---------- Source data
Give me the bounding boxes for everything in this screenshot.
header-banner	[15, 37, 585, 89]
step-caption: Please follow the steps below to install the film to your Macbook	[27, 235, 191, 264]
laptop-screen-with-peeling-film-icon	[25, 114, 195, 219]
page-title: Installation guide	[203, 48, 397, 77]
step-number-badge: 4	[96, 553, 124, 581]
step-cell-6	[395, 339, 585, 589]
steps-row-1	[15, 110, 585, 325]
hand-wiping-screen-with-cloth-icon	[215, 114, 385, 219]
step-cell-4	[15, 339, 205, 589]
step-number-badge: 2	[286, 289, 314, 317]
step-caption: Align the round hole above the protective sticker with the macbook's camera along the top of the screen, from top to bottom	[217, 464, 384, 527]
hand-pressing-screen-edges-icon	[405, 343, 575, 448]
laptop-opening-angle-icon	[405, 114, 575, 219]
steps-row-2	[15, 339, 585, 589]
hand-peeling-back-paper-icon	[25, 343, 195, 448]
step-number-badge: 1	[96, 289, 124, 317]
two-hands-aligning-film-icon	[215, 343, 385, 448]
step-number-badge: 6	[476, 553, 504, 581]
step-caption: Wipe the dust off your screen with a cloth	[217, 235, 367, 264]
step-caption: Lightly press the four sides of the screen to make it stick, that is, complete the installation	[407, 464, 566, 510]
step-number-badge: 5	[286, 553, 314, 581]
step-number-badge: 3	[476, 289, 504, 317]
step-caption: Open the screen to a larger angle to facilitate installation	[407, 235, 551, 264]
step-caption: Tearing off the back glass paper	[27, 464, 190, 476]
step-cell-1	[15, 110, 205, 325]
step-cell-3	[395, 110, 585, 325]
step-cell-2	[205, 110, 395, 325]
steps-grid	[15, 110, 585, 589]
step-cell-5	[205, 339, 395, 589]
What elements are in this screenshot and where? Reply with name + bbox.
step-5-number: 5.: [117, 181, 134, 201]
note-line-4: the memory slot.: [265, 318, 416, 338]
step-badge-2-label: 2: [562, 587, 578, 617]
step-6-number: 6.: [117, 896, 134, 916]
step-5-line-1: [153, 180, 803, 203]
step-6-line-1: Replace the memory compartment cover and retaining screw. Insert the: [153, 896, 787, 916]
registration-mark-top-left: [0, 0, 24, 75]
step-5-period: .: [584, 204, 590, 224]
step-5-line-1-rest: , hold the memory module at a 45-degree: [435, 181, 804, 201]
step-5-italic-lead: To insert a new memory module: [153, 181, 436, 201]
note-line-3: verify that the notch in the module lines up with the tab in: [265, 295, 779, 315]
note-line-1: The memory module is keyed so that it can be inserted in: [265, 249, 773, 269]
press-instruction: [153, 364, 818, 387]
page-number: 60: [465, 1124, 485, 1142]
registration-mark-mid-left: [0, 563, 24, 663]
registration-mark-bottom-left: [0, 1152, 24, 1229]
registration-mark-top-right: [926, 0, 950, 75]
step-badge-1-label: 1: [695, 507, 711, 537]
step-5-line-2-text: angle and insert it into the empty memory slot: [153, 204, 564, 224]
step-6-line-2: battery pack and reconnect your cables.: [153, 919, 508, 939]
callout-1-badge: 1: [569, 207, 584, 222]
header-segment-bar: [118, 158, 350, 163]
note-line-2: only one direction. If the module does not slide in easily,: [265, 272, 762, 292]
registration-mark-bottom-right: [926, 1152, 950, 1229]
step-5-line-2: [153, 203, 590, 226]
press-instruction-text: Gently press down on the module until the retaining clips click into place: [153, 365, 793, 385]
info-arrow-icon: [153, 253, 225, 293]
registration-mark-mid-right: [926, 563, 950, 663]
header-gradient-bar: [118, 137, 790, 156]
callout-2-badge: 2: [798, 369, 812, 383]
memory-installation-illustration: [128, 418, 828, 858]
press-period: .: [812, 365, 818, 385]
--------------------
> [Exercise prompt] Please copy every one of the records above, keeping each line identical to the original.

> [The response]
Give me the bounding boxes for everything in this screenshot.
header-banner	[15, 37, 585, 89]
step-caption: Please follow the steps below to install the film to your Macbook	[27, 235, 191, 264]
laptop-screen-with-peeling-film-icon	[25, 114, 195, 219]
page-title: Installation guide	[203, 48, 397, 77]
step-number-badge: 4	[96, 553, 124, 581]
step-cell-6	[395, 339, 585, 589]
steps-row-1	[15, 110, 585, 325]
hand-wiping-screen-with-cloth-icon	[215, 114, 385, 219]
step-cell-4	[15, 339, 205, 589]
step-number-badge: 2	[286, 289, 314, 317]
step-caption: Align the round hole above the protective sticker with the macbook's camera along the top of the screen, from top to bottom	[217, 464, 384, 527]
hand-pressing-screen-edges-icon	[405, 343, 575, 448]
laptop-opening-angle-icon	[405, 114, 575, 219]
steps-row-2	[15, 339, 585, 589]
hand-peeling-back-paper-icon	[25, 343, 195, 448]
step-number-badge: 1	[96, 289, 124, 317]
two-hands-aligning-film-icon	[215, 343, 385, 448]
step-number-badge: 6	[476, 553, 504, 581]
step-caption: Wipe the dust off your screen with a cloth	[217, 235, 367, 264]
step-caption: Lightly press the four sides of the screen to make it stick, that is, complete the installation	[407, 464, 566, 510]
step-number-badge: 5	[286, 553, 314, 581]
step-number-badge: 3	[476, 289, 504, 317]
step-caption: Open the screen to a larger angle to facilitate installation	[407, 235, 551, 264]
step-caption: Tearing off the back glass paper	[27, 464, 190, 476]
step-cell-1	[15, 110, 205, 325]
step-cell-3	[395, 110, 585, 325]
step-cell-2	[205, 110, 395, 325]
steps-grid	[15, 110, 585, 589]
step-cell-5	[205, 339, 395, 589]
What elements are in this screenshot and where? Reply with name + bbox.
step-5-number: 5.: [117, 181, 134, 201]
note-line-4: the memory slot.: [265, 318, 416, 338]
step-badge-2-label: 2: [562, 587, 578, 617]
step-6-number: 6.: [117, 896, 134, 916]
step-5-line-1: [153, 180, 803, 203]
step-6-line-1: Replace the memory compartment cover and retaining screw. Insert the: [153, 896, 787, 916]
registration-mark-top-left: [0, 0, 24, 75]
step-5-period: .: [584, 204, 590, 224]
step-5-line-1-rest: , hold the memory module at a 45-degree: [435, 181, 804, 201]
step-5-italic-lead: To insert a new memory module: [153, 181, 436, 201]
note-line-3: verify that the notch in the module lines up with the tab in: [265, 295, 779, 315]
note-line-1: The memory module is keyed so that it can be inserted in: [265, 249, 773, 269]
press-instruction: [153, 364, 818, 387]
page-number: 60: [465, 1124, 485, 1142]
registration-mark-mid-left: [0, 563, 24, 663]
registration-mark-bottom-left: [0, 1152, 24, 1229]
registration-mark-top-right: [926, 0, 950, 75]
step-badge-1-label: 1: [695, 507, 711, 537]
step-5-line-2-text: angle and insert it into the empty memory slot: [153, 204, 564, 224]
step-6-line-2: battery pack and reconnect your cables.: [153, 919, 508, 939]
callout-1-badge: 1: [569, 207, 584, 222]
header-segment-bar: [118, 158, 350, 163]
note-line-2: only one direction. If the module does not slide in easily,: [265, 272, 762, 292]
registration-mark-bottom-right: [926, 1152, 950, 1229]
step-5-line-2: [153, 203, 590, 226]
press-instruction-text: Gently press down on the module until the retaining clips click into place: [153, 365, 793, 385]
info-arrow-icon: [153, 253, 225, 293]
registration-mark-mid-right: [926, 563, 950, 663]
header-gradient-bar: [118, 137, 790, 156]
callout-2-badge: 2: [798, 369, 812, 383]
memory-installation-illustration: [128, 418, 828, 858]
press-period: .: [812, 365, 818, 385]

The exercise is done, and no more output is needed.